BRIEF -> Every record must be written out once more, with nothing added or omitted.

## begin ENTRIES

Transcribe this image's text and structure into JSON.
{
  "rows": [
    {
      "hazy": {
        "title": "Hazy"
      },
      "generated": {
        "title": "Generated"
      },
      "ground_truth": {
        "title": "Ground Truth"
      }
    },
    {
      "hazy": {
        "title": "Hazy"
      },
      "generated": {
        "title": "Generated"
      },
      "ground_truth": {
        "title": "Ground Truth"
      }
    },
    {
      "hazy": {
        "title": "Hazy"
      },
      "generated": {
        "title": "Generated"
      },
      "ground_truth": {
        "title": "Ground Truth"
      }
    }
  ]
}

## end ENTRIES

ANSWER FOR THIS EXERCISE ->
Transcribe this image's text and structure into JSON.
{
  "rows": [
    {
      "hazy": {
        "title": "Hazy"
      },
      "generated": {
        "title": "Generated"
      },
      "ground_truth": {
        "title": "Ground Truth"
      }
    },
    {
      "hazy": {
        "title": "Hazy"
      },
      "generated": {
        "title": "Generated"
      },
      "ground_truth": {
        "title": "Ground Truth"
      }
    },
    {
      "hazy": {
        "title": "Hazy"
      },
      "generated": {
        "title": "Generated"
      },
      "ground_truth": {
        "title": "Ground Truth"
      }
    }
  ]
}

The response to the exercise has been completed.